▶ [PROBLEM]: Copy the records from the line with "total-size-stat: 6.6 GB (818, 700, 873, 714)" up to and including the line with "file-paths-option[interactable]: File Paths", changing nothing.

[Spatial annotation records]
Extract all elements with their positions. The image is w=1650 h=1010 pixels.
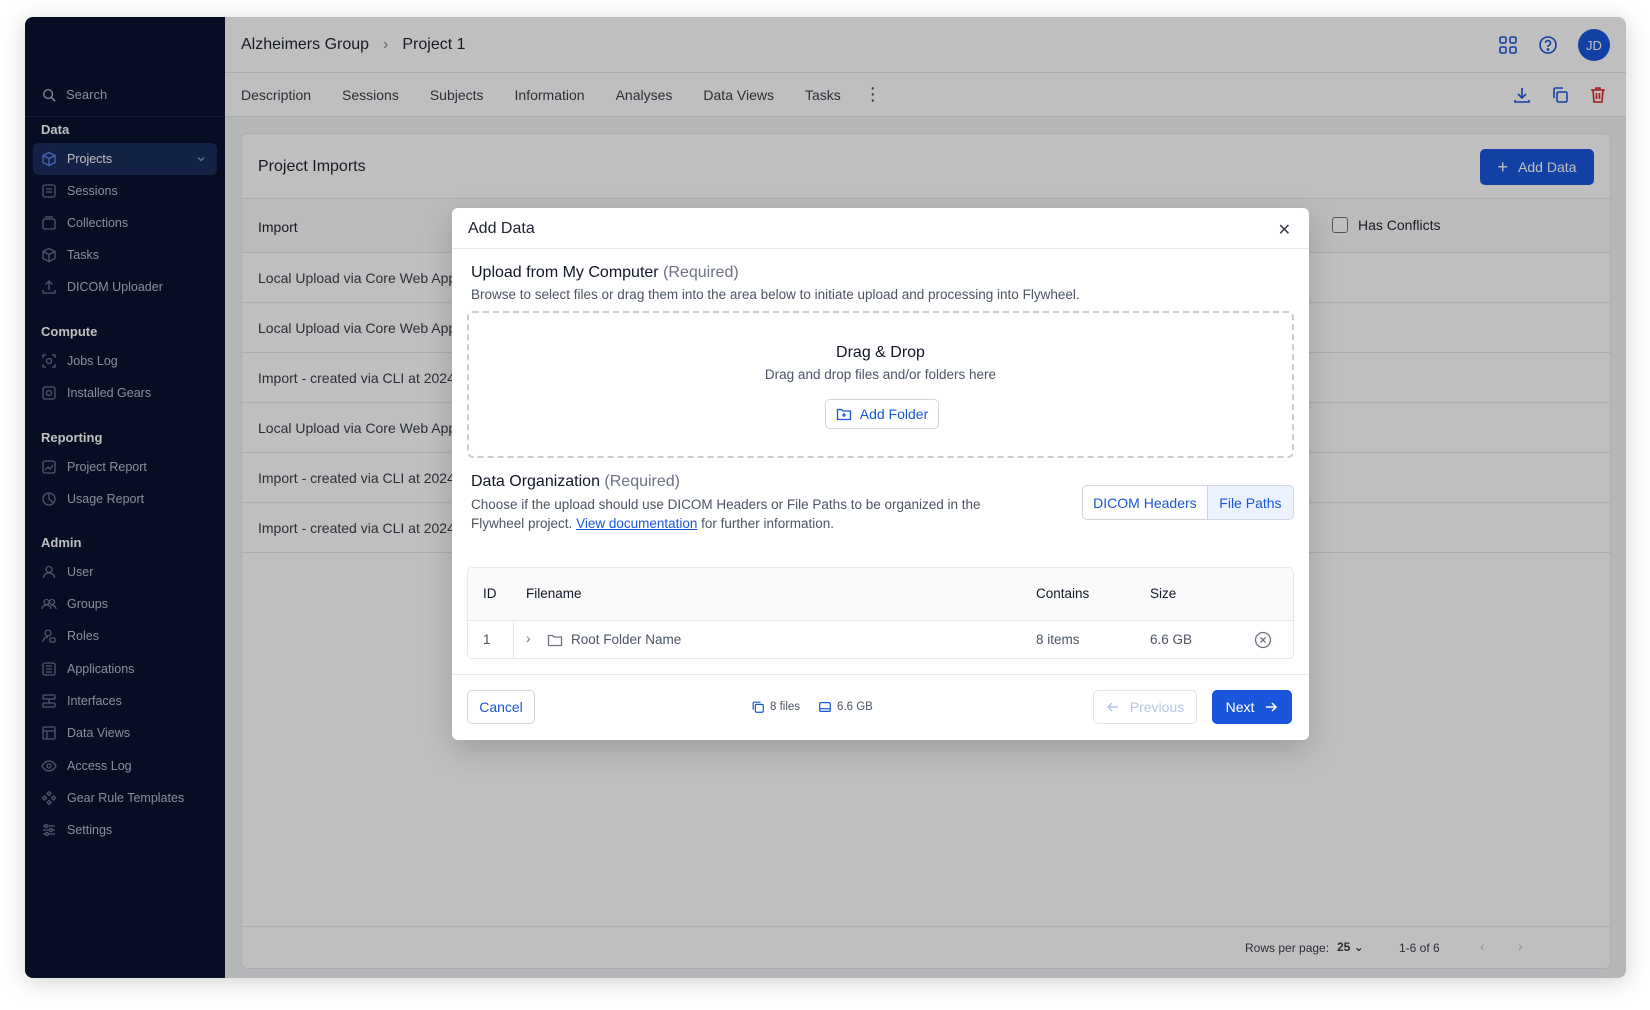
total-size-stat: 6.6 GB (818, 700, 873, 714)
folder-plus-icon (836, 408, 851, 421)
org-required-label: (Required) (604, 473, 681, 490)
modal-title: Add Data (468, 220, 535, 237)
add-data-modal: Add Data ✕ Upload from My Computer (Requ… (452, 208, 1309, 740)
next-button[interactable]: Next (1212, 690, 1292, 724)
column-filename: Filename (526, 586, 582, 601)
files-icon (752, 701, 764, 713)
org-desc-pre: Flywheel project. (471, 516, 573, 531)
modal-header: Add Data ✕ (452, 208, 1309, 249)
upload-summary: 8 files 6.6 GB (751, 700, 891, 714)
file-paths-option[interactable]: File Paths (1207, 486, 1293, 519)
org-desc-line-2: Flywheel project. View documentation for… (471, 514, 981, 533)
drop-zone[interactable]: Drag & Drop Drag and drop files and/or f… (467, 311, 1294, 458)
next-label: Next (1225, 699, 1255, 715)
organization-section-title: Data Organization (Required) (471, 473, 680, 491)
row-id: 1 (483, 632, 491, 647)
close-icon[interactable]: ✕ (1278, 220, 1291, 240)
upload-title-text: Upload from My Computer (471, 264, 659, 281)
folder-icon (547, 634, 563, 647)
table-row[interactable]: 1 › Root Folder Name 8 items 6.6 GB (468, 621, 1293, 658)
arrow-right-icon (1266, 702, 1278, 712)
column-contains: Contains (1036, 586, 1090, 601)
id-cell (468, 621, 514, 658)
dicom-headers-option[interactable]: DICOM Headers (1083, 486, 1208, 519)
file-count-stat: 8 files (751, 700, 800, 714)
upload-section-title: Upload from My Computer (Required) (471, 264, 739, 282)
column-size: Size (1150, 586, 1177, 601)
files-count: 8 files (770, 701, 801, 713)
column-id: ID (483, 586, 497, 601)
upload-description: Browse to select files or drag them into… (471, 287, 1080, 302)
organization-toggle: DICOM Headers File Paths (1082, 485, 1294, 520)
org-desc-post: for further information. (701, 516, 834, 531)
chevron-right-icon[interactable]: › (526, 631, 531, 646)
row-filename: Root Folder Name (571, 632, 682, 647)
org-title-text: Data Organization (471, 473, 600, 490)
files-table: ID Filename Contains Size 1 › Root Folde… (467, 567, 1294, 659)
organization-description: Choose if the upload should use DICOM He… (471, 495, 981, 533)
arrow-left-icon (1106, 702, 1118, 712)
previous-button[interactable]: Previous (1093, 690, 1197, 724)
drive-icon (819, 702, 831, 712)
add-folder-button[interactable]: Add Folder (825, 399, 939, 429)
view-documentation-link[interactable]: View documentation (576, 516, 697, 531)
modal-footer: Cancel 8 files 6.6 GB Previous Next (452, 674, 1309, 740)
total-size: 6.6 GB (837, 701, 873, 713)
drop-zone-subtitle: Drag and drop files and/or folders here (764, 367, 997, 382)
org-desc-line-1: Choose if the upload should use DICOM He… (471, 497, 981, 512)
remove-circle-icon[interactable] (1254, 631, 1272, 649)
upload-required-label: (Required) (663, 264, 739, 281)
row-size: 6.6 GB (1150, 632, 1193, 647)
add-folder-label: Add Folder (859, 406, 929, 422)
drop-zone-title: Drag & Drop (836, 344, 925, 361)
row-contains: 8 items (1036, 632, 1080, 647)
files-table-header: ID Filename Contains Size (468, 568, 1293, 621)
previous-label: Previous (1129, 699, 1185, 715)
cancel-button[interactable]: Cancel (467, 690, 535, 724)
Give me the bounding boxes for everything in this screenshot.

▶ [ANSWER TO THE TASK]:
total-size-stat: 6.6 GB (818, 700, 873, 714)
folder-plus-icon (836, 408, 851, 421)
org-required-label: (Required) (604, 473, 681, 490)
modal-title: Add Data (468, 220, 535, 237)
add-data-modal: Add Data ✕ Upload from My Computer (Requ… (452, 208, 1309, 740)
next-button[interactable]: Next (1212, 690, 1292, 724)
column-filename: Filename (526, 586, 582, 601)
files-icon (752, 701, 764, 713)
org-desc-pre: Flywheel project. (471, 516, 573, 531)
modal-header: Add Data ✕ (452, 208, 1309, 249)
upload-summary: 8 files 6.6 GB (751, 700, 891, 714)
file-paths-option[interactable]: File Paths (1207, 486, 1293, 519)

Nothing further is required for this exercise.